→ Task directions
Extract the complete listing and repeat it word for word.

Dataset records

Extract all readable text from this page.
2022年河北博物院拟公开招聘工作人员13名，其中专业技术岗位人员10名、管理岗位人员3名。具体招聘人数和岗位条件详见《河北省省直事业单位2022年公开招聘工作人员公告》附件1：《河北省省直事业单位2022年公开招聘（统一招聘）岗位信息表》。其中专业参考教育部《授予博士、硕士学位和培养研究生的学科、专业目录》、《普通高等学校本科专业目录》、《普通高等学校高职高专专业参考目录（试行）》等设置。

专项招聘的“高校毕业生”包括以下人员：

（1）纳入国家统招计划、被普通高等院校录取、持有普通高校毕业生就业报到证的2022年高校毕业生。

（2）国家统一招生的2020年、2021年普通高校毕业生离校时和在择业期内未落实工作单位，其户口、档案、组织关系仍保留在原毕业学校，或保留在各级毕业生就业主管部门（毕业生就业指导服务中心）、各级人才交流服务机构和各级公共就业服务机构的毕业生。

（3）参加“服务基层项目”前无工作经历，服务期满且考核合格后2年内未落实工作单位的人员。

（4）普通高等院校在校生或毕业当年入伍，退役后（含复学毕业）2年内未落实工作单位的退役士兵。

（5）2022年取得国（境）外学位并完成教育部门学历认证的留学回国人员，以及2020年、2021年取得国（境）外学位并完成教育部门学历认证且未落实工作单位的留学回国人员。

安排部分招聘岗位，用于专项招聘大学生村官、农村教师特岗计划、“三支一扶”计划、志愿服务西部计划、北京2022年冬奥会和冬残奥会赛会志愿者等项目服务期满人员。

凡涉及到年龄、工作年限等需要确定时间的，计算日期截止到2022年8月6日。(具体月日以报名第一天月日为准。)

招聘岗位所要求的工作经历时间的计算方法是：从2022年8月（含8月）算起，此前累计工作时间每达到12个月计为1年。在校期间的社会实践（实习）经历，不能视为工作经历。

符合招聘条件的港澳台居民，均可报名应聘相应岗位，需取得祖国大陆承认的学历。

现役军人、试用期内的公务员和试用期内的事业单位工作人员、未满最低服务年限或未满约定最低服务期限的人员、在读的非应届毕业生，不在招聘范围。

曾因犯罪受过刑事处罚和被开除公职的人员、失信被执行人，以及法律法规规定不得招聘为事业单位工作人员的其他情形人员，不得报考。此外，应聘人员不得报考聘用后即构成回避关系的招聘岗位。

→ Task solution
Extract all readable text from this page.
2022年河北博物院拟公开招聘工作人员13名，其中专业技术岗位人员10名、管理岗位人员3名。具体招聘人数和岗位条件详见《河北省省直事业单位2022年公开招聘工作人员公告》附件1：《河北省省直事业单位2022年公开招聘（统一招聘）岗位信息表》。其中专业参考教育部《授予博士、硕士学位和培养研究生的学科、专业目录》、《普通高等学校本科专业目录》、《普通高等学校高职高专专业参考目录（试行）》等设置。

专项招聘的“高校毕业生”包括以下人员：

（1）纳入国家统招计划、被普通高等院校录取、持有普通高校毕业生就业报到证的2022年高校毕业生。

（2）国家统一招生的2020年、2021年普通高校毕业生离校时和在择业期内未落实工作单位，其户口、档案、组织关系仍保留在原毕业学校，或保留在各级毕业生就业主管部门（毕业生就业指导服务中心）、各级人才交流服务机构和各级公共就业服务机构的毕业生。

（3）参加“服务基层项目”前无工作经历，服务期满且考核合格后2年内未落实工作单位的人员。

（4）普通高等院校在校生或毕业当年入伍，退役后（含复学毕业）2年内未落实工作单位的退役士兵。

（5）2022年取得国（境）外学位并完成教育部门学历认证的留学回国人员，以及2020年、2021年取得国（境）外学位并完成教育部门学历认证且未落实工作单位的留学回国人员。

安排部分招聘岗位，用于专项招聘大学生村官、农村教师特岗计划、“三支一扶”计划、志愿服务西部计划、北京2022年冬奥会和冬残奥会赛会志愿者等项目服务期满人员。

凡涉及到年龄、工作年限等需要确定时间的，计算日期截止到2022年8月6日。(具体月日以报名第一天月日为准。)

招聘岗位所要求的工作经历时间的计算方法是：从2022年8月（含8月）算起，此前累计工作时间每达到12个月计为1年。在校期间的社会实践（实习）经历，不能视为工作经历。

符合招聘条件的港澳台居民，均可报名应聘相应岗位，需取得祖国大陆承认的学历。

现役军人、试用期内的公务员和试用期内的事业单位工作人员、未满最低服务年限或未满约定最低服务期限的人员、在读的非应届毕业生，不在招聘范围。

曾因犯罪受过刑事处罚和被开除公职的人员、失信被执行人，以及法律法规规定不得招聘为事业单位工作人员的其他情形人员，不得报考。此外，应聘人员不得报考聘用后即构成回避关系的招聘岗位。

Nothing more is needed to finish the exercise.